▶ **Written request**: Rewrite the lines from the start up to and including the line containing "bar [800, 453, 811, 464]", substituting "x-axis-day-label" for "xtick-day-label" and changing nothing else.
:: Input rows
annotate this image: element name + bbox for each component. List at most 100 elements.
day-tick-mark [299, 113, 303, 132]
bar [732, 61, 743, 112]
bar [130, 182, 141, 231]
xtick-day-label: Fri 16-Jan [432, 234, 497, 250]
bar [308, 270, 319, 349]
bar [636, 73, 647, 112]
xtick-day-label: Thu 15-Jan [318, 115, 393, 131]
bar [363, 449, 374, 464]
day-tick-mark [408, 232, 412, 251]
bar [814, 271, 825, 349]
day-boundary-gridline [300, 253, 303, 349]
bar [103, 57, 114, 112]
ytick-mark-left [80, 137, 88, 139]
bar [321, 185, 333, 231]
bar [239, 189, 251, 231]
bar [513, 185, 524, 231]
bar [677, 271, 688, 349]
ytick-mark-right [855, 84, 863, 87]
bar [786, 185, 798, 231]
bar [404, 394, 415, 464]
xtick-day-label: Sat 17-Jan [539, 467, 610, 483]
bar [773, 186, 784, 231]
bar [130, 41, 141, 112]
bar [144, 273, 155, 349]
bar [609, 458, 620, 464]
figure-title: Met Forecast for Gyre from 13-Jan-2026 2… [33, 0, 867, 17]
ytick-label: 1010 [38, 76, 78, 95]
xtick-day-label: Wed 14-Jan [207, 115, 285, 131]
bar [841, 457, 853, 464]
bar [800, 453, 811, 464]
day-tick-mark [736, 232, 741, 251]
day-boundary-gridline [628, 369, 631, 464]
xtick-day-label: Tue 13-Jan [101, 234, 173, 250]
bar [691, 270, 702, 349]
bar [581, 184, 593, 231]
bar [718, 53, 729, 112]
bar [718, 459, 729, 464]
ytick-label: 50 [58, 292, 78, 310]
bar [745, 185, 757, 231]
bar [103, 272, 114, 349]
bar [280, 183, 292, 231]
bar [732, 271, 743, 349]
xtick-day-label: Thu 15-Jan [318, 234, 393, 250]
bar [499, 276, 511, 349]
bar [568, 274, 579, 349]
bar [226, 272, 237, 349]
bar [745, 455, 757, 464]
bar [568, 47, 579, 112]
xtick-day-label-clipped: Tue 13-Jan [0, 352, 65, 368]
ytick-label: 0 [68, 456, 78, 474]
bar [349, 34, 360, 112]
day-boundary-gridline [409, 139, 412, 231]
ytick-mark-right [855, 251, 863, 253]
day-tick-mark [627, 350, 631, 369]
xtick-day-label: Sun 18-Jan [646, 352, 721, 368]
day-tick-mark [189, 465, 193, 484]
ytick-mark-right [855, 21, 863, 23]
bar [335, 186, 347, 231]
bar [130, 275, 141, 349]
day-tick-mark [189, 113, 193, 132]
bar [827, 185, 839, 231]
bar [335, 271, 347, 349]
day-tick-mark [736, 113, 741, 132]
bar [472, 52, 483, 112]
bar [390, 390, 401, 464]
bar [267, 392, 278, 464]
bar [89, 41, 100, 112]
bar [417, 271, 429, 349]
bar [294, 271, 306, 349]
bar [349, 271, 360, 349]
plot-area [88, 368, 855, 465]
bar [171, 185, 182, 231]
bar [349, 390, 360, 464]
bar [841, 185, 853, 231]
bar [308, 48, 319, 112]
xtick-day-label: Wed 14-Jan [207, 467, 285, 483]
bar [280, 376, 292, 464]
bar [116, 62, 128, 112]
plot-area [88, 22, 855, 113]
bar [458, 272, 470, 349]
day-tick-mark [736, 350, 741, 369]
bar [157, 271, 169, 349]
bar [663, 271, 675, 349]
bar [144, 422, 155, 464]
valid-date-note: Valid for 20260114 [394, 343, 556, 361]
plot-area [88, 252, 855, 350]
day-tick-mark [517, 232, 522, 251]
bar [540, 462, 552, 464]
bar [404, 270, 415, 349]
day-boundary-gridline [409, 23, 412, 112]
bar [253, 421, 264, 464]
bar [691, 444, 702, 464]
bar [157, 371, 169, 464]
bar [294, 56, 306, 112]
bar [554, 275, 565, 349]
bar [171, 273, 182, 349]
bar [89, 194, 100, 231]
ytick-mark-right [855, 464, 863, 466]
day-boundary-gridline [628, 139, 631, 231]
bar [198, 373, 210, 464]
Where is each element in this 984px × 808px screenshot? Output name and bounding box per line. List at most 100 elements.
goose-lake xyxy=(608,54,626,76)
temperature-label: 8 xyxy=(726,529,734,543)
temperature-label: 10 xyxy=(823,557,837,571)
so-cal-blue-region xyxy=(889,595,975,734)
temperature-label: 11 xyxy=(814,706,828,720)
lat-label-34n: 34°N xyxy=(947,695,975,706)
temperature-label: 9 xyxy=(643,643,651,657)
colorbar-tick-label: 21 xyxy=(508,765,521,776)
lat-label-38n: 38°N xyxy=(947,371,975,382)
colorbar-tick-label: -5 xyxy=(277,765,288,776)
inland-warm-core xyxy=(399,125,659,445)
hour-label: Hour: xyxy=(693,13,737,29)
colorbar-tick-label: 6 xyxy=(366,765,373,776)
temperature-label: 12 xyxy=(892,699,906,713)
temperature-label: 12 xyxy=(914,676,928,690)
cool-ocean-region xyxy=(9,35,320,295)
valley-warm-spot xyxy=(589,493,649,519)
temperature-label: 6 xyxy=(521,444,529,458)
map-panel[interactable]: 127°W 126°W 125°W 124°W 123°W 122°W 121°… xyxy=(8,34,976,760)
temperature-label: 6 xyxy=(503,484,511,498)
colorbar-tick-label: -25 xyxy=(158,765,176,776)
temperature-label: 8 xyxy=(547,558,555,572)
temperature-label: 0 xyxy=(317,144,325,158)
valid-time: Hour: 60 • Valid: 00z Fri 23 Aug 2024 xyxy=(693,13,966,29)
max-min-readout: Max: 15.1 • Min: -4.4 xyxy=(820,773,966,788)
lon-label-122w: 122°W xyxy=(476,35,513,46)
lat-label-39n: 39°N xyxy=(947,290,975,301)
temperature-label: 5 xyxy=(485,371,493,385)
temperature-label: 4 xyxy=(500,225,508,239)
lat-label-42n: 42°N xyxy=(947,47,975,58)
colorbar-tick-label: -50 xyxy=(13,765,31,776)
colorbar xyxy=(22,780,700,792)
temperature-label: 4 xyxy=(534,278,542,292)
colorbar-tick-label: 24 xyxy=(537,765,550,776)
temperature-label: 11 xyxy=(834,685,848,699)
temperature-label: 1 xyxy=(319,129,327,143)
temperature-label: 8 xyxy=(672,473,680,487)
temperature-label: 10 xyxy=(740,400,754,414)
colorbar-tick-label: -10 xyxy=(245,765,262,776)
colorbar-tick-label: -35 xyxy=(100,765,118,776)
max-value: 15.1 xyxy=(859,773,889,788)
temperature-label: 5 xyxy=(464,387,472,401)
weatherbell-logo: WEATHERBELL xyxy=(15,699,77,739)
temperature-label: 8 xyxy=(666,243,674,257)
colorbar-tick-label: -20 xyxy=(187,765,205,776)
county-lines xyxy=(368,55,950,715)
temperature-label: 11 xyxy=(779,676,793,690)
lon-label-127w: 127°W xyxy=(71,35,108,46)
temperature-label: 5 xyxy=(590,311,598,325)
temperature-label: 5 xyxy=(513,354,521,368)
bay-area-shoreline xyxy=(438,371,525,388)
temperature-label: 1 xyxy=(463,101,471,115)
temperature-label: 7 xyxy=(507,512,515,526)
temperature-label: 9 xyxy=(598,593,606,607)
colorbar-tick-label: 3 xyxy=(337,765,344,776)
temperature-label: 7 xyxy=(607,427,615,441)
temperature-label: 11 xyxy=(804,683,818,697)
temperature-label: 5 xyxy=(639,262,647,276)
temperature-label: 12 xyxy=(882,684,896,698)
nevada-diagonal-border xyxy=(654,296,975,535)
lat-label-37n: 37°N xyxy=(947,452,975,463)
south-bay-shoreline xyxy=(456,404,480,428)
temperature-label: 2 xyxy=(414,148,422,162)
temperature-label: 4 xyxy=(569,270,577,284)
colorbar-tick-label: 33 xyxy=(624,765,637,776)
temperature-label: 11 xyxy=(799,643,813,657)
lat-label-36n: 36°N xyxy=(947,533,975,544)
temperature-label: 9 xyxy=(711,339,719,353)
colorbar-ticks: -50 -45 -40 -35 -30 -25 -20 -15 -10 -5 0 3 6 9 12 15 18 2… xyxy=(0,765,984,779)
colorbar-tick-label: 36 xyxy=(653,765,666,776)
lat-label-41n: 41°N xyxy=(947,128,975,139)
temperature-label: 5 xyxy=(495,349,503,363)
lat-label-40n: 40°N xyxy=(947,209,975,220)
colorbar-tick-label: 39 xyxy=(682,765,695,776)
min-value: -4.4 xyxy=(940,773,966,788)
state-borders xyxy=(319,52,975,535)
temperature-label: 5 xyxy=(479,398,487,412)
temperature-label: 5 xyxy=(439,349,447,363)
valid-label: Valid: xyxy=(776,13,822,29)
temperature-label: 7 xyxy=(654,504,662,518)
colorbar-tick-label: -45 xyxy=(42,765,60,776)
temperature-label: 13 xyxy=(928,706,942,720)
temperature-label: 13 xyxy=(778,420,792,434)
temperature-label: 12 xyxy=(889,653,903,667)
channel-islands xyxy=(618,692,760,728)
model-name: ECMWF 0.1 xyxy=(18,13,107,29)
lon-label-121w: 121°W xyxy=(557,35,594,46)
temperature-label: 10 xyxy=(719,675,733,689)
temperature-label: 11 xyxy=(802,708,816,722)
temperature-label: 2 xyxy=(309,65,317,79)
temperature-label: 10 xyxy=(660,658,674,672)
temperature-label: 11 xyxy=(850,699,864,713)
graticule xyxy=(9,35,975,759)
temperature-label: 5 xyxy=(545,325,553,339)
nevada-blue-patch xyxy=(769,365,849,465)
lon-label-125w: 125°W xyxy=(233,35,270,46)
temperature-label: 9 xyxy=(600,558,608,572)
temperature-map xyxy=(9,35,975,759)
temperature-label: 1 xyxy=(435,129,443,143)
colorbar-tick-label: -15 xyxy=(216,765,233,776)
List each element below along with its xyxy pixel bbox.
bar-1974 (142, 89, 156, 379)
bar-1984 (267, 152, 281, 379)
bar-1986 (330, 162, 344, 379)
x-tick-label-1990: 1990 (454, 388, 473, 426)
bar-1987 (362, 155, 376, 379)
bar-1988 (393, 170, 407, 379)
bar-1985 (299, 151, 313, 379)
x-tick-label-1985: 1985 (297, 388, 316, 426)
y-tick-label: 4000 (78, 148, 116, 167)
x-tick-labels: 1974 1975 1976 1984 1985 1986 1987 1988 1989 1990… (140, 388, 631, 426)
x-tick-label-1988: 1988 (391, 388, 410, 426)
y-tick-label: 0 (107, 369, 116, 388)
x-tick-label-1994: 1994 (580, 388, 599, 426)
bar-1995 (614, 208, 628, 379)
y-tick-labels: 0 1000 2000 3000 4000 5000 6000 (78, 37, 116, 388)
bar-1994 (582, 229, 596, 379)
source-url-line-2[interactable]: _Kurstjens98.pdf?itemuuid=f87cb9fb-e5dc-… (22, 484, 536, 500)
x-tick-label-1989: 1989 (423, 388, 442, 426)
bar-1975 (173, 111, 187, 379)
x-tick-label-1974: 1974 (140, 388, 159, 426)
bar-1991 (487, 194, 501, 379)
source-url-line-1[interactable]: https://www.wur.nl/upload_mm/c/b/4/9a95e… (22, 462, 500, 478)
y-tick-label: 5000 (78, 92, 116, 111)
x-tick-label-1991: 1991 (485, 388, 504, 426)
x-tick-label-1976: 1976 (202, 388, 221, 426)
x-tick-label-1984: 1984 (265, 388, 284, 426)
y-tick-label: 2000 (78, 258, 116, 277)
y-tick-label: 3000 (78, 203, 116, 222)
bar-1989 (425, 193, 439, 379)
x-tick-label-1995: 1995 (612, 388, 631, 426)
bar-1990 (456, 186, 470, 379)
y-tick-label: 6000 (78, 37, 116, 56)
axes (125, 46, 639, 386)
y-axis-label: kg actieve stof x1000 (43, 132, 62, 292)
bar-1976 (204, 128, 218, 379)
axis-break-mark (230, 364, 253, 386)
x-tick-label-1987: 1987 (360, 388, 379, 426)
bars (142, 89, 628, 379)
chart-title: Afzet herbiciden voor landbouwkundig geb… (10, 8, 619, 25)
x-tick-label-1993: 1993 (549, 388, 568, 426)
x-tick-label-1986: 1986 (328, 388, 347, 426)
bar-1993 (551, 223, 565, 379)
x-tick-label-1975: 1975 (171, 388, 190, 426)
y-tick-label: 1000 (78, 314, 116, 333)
::::
▶ **Output below**:
annotate this image: element name + bbox for each component. List at most 100 elements.
day-tick-mark [299, 113, 303, 132]
bar [732, 61, 743, 112]
bar [130, 182, 141, 231]
x-axis-day-label: Fri 16-Jan [432, 234, 497, 250]
bar [308, 270, 319, 349]
bar [636, 73, 647, 112]
x-axis-day-label: Thu 15-Jan [318, 115, 393, 131]
bar [363, 449, 374, 464]
day-tick-mark [408, 232, 412, 251]
bar [814, 271, 825, 349]
day-boundary-gridline [300, 253, 303, 349]
bar [103, 57, 114, 112]
ytick-mark-left [80, 137, 88, 139]
bar [321, 185, 333, 231]
bar [239, 189, 251, 231]
bar [513, 185, 524, 231]
bar [677, 271, 688, 349]
ytick-mark-right [855, 84, 863, 87]
bar [786, 185, 798, 231]
bar [404, 394, 415, 464]
x-axis-day-label: Sat 17-Jan [539, 467, 610, 483]
bar [773, 186, 784, 231]
bar [130, 41, 141, 112]
bar [144, 273, 155, 349]
bar [609, 458, 620, 464]
figure-title: Met Forecast for Gyre from 13-Jan-2026 2… [33, 0, 867, 17]
ytick-label: 1010 [38, 76, 78, 95]
x-axis-day-label: Wed 14-Jan [207, 115, 285, 131]
bar [841, 457, 853, 464]
bar [800, 453, 811, 464]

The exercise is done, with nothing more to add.